## Exercices proposés
A - Indiquez si chacune des affirmations suivantes concorde avec le passage sur la maltraitance, en répondant par oui ou par non et en citant les mots décisifs du passage : (i) le livre « La maladroite » apporte du nouveau sur la maltraitance ; (ii) ce sont les bosses et plaies apparentes de l'enfant qui inquiètent l'instit au point de mener au signalement ; (iii) l'histoire est racontée selon le procédé du roman.
B - Reprenez le passage sur la maltraitance là où il s'interrompt et rédigez-en la suite.

## Texte source
━━━━━━━━━━━━━━━━━━━━━━━━━━━━━━
Les sinistres scenarii de ces affaires-là tiennent en quelques lignes : un gamin pas très intégré dans sa cour d’école, aux bosses et plaies finalement apparentes, inquiétant assez l’instit pour passer à la phase du signalement ; mise en cause de l’entourage, branle-bas des services sociaux, déclaration aux instances juridiques. On sait aussi les mensonges du gamin – obligé ? attaché affectivement à ses bourreaux ? Les dissimulations de la famille, les complicités. On connaît les atermoiements des responsables, la façon de se passer « la patate » ; ceux qui ne voient pas, n’entendent pas ou ne veulent pas. La maladroite, c’est justement tout ce qu’on connaît, à la virgule près. Toutes les stries de la feuille. Rien de nouveau, ni d’inédit. Un scan de la maltraitance. Mais, raconté d’une telle façon – procédé du roman, avec la force de la littérature, de ses mécanismes émotionnels et transférables – qu’est démultipliée une efficacité de bombe.
━━━━━━━━━━━━━━━━━━━━━━━━━━━━━━
Données d'analyse de la mise en page:
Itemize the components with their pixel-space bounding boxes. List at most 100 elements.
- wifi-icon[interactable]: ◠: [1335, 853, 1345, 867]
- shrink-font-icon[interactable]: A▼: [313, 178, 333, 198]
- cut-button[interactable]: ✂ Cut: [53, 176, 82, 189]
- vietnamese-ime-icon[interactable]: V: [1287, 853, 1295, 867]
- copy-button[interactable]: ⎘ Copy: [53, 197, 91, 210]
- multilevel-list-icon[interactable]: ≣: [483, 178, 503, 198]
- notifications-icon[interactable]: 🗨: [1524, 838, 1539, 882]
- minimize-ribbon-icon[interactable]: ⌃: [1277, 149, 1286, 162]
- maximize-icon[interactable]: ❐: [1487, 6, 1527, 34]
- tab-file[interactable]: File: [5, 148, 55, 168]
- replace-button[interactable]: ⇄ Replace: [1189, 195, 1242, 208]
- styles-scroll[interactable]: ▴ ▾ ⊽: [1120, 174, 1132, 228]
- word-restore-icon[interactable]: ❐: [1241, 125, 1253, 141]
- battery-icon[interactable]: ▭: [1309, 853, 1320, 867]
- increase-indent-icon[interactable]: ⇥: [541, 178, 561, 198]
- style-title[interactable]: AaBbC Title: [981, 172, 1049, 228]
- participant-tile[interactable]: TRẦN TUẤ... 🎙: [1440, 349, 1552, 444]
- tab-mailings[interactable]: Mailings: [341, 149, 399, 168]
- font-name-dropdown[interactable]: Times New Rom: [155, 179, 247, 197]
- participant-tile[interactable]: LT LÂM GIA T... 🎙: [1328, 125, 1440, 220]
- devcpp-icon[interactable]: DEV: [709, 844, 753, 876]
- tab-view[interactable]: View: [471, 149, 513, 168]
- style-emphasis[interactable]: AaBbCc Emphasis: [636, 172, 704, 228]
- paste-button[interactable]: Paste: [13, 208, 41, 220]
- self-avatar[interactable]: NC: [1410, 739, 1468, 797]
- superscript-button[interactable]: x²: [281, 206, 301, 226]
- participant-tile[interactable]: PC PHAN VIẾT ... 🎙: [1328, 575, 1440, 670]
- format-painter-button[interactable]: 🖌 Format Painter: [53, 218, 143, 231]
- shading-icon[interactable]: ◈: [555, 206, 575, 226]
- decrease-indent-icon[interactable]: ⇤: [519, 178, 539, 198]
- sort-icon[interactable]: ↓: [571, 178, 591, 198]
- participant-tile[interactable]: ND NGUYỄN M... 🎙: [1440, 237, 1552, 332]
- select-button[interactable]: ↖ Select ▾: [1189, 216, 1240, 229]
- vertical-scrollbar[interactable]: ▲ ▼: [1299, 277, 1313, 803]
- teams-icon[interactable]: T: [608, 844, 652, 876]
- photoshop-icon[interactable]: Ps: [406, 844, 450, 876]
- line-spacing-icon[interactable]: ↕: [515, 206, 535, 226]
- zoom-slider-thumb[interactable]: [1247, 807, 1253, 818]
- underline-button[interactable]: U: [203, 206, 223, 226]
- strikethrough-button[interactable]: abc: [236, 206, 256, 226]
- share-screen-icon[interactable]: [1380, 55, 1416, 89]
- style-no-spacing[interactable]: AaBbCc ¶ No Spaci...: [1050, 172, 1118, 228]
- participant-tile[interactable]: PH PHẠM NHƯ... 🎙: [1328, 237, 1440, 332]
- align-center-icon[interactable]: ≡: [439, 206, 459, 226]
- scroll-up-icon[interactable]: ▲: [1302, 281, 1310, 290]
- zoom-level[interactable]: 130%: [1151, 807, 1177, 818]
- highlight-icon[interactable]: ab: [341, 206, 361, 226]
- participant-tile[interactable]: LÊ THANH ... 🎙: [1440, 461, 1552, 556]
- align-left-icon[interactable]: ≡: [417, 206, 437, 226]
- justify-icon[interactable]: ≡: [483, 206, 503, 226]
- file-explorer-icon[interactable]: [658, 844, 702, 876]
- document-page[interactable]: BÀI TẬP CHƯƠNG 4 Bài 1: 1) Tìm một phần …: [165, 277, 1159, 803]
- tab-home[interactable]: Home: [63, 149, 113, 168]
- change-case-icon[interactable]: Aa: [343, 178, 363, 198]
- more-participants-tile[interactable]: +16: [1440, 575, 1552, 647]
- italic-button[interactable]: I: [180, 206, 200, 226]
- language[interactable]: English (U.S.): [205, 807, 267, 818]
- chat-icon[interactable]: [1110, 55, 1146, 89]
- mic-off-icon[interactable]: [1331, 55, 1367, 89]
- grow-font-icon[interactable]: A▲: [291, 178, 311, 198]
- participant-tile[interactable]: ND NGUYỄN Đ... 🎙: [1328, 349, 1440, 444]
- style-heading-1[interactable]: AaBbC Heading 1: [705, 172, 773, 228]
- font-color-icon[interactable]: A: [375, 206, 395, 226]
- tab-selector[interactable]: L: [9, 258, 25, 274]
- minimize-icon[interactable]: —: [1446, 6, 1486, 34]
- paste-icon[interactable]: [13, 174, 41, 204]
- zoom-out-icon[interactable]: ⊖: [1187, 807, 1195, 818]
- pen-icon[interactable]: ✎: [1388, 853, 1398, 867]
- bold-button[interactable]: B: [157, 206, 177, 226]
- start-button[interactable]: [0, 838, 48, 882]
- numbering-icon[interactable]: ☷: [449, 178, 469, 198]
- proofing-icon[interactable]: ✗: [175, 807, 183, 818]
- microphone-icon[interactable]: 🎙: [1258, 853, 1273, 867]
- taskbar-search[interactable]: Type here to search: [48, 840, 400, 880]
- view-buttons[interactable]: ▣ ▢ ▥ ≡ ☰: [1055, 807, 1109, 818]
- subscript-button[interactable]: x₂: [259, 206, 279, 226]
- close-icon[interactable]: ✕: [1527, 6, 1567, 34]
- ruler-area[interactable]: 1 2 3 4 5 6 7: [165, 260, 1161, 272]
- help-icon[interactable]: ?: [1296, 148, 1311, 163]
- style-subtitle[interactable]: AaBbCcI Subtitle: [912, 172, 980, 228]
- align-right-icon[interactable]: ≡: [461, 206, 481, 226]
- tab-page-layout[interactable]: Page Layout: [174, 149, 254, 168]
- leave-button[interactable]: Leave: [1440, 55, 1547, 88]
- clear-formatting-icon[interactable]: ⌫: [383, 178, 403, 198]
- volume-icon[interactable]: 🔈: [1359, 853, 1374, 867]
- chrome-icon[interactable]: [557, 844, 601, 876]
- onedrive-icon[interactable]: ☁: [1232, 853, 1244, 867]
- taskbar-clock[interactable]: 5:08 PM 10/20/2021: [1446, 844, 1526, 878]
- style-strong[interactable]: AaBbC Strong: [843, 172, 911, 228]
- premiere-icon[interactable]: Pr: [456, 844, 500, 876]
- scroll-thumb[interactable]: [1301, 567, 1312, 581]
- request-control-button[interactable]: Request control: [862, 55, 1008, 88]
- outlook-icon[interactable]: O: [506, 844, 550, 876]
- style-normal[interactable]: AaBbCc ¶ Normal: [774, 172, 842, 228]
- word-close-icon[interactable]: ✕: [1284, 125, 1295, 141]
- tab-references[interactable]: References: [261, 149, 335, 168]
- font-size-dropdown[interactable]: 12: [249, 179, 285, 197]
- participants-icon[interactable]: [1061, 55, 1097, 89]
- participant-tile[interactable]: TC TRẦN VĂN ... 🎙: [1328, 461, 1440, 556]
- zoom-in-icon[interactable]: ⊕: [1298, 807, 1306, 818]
━━━━━━━━━━━━━━━━━━━━━━━━━━━━━━
## Corrigé
A -
(i) Non : « Rien de nouveau, ni d’inédit. »
(ii) Oui : « aux bosses et plaies finalement apparentes, inquiétant assez l’instit pour passer à la phase du signalement »
(iii) Oui : « procédé du roman, avec la force de la littérature »

B -
« Quand j’ai vu l’avis de recherche, j’ai su qu’il était trop tard. Ce visage gonflé, je l’aurais reconnu même, sans son nom – ces yeux plissés et ce sourire étrange – visage fatigué, qui essayait de dire quetout va bien, quand il allait de soi que tout n’allait pas bien, visage me regardant sans animosité, mais sans espoir, retranché dans un lieu inaccessible, un regard qui disait tu ne pourras rien, et ce jour là, j’ai su que je n’avais rien pu ». Signé, l’institutrice, et ailleurs – entrecoupant le récit ainsi construit – ce sera les dires de la grand-mère, du frère, du médecin scolaire.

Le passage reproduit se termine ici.